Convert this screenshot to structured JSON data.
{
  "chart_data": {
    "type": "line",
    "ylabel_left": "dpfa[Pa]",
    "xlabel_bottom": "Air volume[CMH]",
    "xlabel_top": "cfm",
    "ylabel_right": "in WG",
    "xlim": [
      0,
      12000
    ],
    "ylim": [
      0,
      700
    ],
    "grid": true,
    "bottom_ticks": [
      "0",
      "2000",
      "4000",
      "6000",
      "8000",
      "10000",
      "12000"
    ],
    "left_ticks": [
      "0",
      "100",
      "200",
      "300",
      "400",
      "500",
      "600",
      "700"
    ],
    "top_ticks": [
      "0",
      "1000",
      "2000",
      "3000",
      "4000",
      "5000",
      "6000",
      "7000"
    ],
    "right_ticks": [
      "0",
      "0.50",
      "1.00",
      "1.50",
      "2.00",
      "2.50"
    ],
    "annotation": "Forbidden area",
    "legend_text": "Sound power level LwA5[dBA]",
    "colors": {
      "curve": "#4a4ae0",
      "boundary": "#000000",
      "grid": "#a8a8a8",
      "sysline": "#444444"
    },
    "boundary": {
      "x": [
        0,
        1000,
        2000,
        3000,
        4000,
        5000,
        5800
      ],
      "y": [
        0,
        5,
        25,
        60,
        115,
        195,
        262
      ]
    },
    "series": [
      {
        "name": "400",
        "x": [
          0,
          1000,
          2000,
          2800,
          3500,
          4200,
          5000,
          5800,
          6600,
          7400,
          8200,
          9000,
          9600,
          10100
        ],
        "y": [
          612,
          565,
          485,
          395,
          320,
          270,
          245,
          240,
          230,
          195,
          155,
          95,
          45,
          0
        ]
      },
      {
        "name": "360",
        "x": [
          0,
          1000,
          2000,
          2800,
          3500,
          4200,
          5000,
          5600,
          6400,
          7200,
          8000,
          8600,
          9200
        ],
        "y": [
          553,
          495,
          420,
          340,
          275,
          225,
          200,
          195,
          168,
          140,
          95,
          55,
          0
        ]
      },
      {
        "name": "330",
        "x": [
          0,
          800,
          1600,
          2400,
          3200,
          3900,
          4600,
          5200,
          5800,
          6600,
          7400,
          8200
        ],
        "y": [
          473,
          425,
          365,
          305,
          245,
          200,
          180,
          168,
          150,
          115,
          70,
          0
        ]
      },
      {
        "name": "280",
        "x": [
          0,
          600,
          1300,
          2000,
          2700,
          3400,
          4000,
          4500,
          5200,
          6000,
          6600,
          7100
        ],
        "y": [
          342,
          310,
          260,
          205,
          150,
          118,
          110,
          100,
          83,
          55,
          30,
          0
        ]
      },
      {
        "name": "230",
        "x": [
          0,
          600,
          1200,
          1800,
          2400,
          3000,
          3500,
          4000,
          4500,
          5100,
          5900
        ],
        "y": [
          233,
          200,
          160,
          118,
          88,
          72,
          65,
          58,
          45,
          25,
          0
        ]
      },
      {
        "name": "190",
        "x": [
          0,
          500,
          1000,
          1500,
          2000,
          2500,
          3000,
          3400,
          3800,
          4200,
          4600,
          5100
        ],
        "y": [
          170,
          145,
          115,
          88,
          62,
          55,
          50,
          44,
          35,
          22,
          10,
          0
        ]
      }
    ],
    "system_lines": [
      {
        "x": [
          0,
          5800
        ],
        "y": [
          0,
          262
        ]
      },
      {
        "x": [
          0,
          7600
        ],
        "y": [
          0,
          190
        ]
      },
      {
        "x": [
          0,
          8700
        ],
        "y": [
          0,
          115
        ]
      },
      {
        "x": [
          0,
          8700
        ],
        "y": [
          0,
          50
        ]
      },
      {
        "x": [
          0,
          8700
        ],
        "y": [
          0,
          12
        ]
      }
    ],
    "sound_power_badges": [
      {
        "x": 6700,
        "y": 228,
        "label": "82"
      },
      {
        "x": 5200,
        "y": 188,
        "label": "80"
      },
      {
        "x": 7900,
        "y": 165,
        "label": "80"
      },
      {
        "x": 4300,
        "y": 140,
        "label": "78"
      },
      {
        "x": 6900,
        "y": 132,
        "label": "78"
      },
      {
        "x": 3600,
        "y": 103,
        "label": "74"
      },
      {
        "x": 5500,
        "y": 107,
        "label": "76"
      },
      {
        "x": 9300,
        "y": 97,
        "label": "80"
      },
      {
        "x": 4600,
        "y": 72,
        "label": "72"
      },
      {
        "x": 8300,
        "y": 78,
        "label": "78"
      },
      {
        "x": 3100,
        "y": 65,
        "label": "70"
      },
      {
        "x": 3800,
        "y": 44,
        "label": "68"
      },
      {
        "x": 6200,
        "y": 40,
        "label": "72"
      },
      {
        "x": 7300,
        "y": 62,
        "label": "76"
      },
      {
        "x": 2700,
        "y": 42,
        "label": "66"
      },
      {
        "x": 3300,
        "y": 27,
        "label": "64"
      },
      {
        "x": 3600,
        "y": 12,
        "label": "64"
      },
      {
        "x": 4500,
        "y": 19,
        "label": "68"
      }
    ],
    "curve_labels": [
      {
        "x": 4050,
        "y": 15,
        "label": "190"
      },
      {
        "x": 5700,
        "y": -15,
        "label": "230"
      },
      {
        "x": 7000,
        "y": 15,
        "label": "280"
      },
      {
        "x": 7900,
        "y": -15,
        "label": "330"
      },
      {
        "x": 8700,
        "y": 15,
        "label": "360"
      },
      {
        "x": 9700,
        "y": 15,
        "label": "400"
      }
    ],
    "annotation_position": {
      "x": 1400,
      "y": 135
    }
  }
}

####

Go through the listing and copy all of it exactly.

Solution to this problem:
Convert this screenshot to structured JSON data.
{
  "chart_data": {
    "type": "line",
    "ylabel_left": "dpfa[Pa]",
    "xlabel_bottom": "Air volume[CMH]",
    "xlabel_top": "cfm",
    "ylabel_right": "in WG",
    "xlim": [
      0,
      12000
    ],
    "ylim": [
      0,
      700
    ],
    "grid": true,
    "bottom_ticks": [
      "0",
      "2000",
      "4000",
      "6000",
      "8000",
      "10000",
      "12000"
    ],
    "left_ticks": [
      "0",
      "100",
      "200",
      "300",
      "400",
      "500",
      "600",
      "700"
    ],
    "top_ticks": [
      "0",
      "1000",
      "2000",
      "3000",
      "4000",
      "5000",
      "6000",
      "7000"
    ],
    "right_ticks": [
      "0",
      "0.50",
      "1.00",
      "1.50",
      "2.00",
      "2.50"
    ],
    "annotation": "Forbidden area",
    "legend_text": "Sound power level LwA5[dBA]",
    "colors": {
      "curve": "#4a4ae0",
      "boundary": "#000000",
      "grid": "#a8a8a8",
      "sysline": "#444444"
    },
    "boundary": {
      "x": [
        0,
        1000,
        2000,
        3000,
        4000,
        5000,
        5800
      ],
      "y": [
        0,
        5,
        25,
        60,
        115,
        195,
        262
      ]
    },
    "series": [
      {
        "name": "400",
        "x": [
          0,
          1000,
          2000,
          2800,
          3500,
          4200,
          5000,
          5800,
          6600,
          7400,
          8200,
          9000,
          9600,
          10100
        ],
        "y": [
          612,
          565,
          485,
          395,
          320,
          270,
          245,
          240,
          230,
          195,
          155,
          95,
          45,
          0
        ]
      },
      {
        "name": "360",
        "x": [
          0,
          1000,
          2000,
          2800,
          3500,
          4200,
          5000,
          5600,
          6400,
          7200,
          8000,
          8600,
          9200
        ],
        "y": [
          553,
          495,
          420,
          340,
          275,
          225,
          200,
          195,
          168,
          140,
          95,
          55,
          0
        ]
      },
      {
        "name": "330",
        "x": [
          0,
          800,
          1600,
          2400,
          3200,
          3900,
          4600,
          5200,
          5800,
          6600,
          7400,
          8200
        ],
        "y": [
          473,
          425,
          365,
          305,
          245,
          200,
          180,
          168,
          150,
          115,
          70,
          0
        ]
      },
      {
        "name": "280",
        "x": [
          0,
          600,
          1300,
          2000,
          2700,
          3400,
          4000,
          4500,
          5200,
          6000,
          6600,
          7100
        ],
        "y": [
          342,
          310,
          260,
          205,
          150,
          118,
          110,
          100,
          83,
          55,
          30,
          0
        ]
      },
      {
        "name": "230",
        "x": [
          0,
          600,
          1200,
          1800,
          2400,
          3000,
          3500,
          4000,
          4500,
          5100,
          5900
        ],
        "y": [
          233,
          200,
          160,
          118,
          88,
          72,
          65,
          58,
          45,
          25,
          0
        ]
      },
      {
        "name": "190",
        "x": [
          0,
          500,
          1000,
          1500,
          2000,
          2500,
          3000,
          3400,
          3800,
          4200,
          4600,
          5100
        ],
        "y": [
          170,
          145,
          115,
          88,
          62,
          55,
          50,
          44,
          35,
          22,
          10,
          0
        ]
      }
    ],
    "system_lines": [
      {
        "x": [
          0,
          5800
        ],
        "y": [
          0,
          262
        ]
      },
      {
        "x": [
          0,
          7600
        ],
        "y": [
          0,
          190
        ]
      },
      {
        "x": [
          0,
          8700
        ],
        "y": [
          0,
          115
        ]
      },
      {
        "x": [
          0,
          8700
        ],
        "y": [
          0,
          50
        ]
      },
      {
        "x": [
          0,
          8700
        ],
        "y": [
          0,
          12
        ]
      }
    ],
    "sound_power_badges": [
      {
        "x": 6700,
        "y": 228,
        "label": "82"
      },
      {
        "x": 5200,
        "y": 188,
        "label": "80"
      },
      {
        "x": 7900,
        "y": 165,
        "label": "80"
      },
      {
        "x": 4300,
        "y": 140,
        "label": "78"
      },
      {
        "x": 6900,
        "y": 132,
        "label": "78"
      },
      {
        "x": 3600,
        "y": 103,
        "label": "74"
      },
      {
        "x": 5500,
        "y": 107,
        "label": "76"
      },
      {
        "x": 9300,
        "y": 97,
        "label": "80"
      },
      {
        "x": 4600,
        "y": 72,
        "label": "72"
      },
      {
        "x": 8300,
        "y": 78,
        "label": "78"
      },
      {
        "x": 3100,
        "y": 65,
        "label": "70"
      },
      {
        "x": 3800,
        "y": 44,
        "label": "68"
      },
      {
        "x": 6200,
        "y": 40,
        "label": "72"
      },
      {
        "x": 7300,
        "y": 62,
        "label": "76"
      },
      {
        "x": 2700,
        "y": 42,
        "label": "66"
      },
      {
        "x": 3300,
        "y": 27,
        "label": "64"
      },
      {
        "x": 3600,
        "y": 12,
        "label": "64"
      },
      {
        "x": 4500,
        "y": 19,
        "label": "68"
      }
    ],
    "curve_labels": [
      {
        "x": 4050,
        "y": 15,
        "label": "190"
      },
      {
        "x": 5700,
        "y": -15,
        "label": "230"
      },
      {
        "x": 7000,
        "y": 15,
        "label": "280"
      },
      {
        "x": 7900,
        "y": -15,
        "label": "330"
      },
      {
        "x": 8700,
        "y": 15,
        "label": "360"
      },
      {
        "x": 9700,
        "y": 15,
        "label": "400"
      }
    ],
    "annotation_position": {
      "x": 1400,
      "y": 135
    }
  }
}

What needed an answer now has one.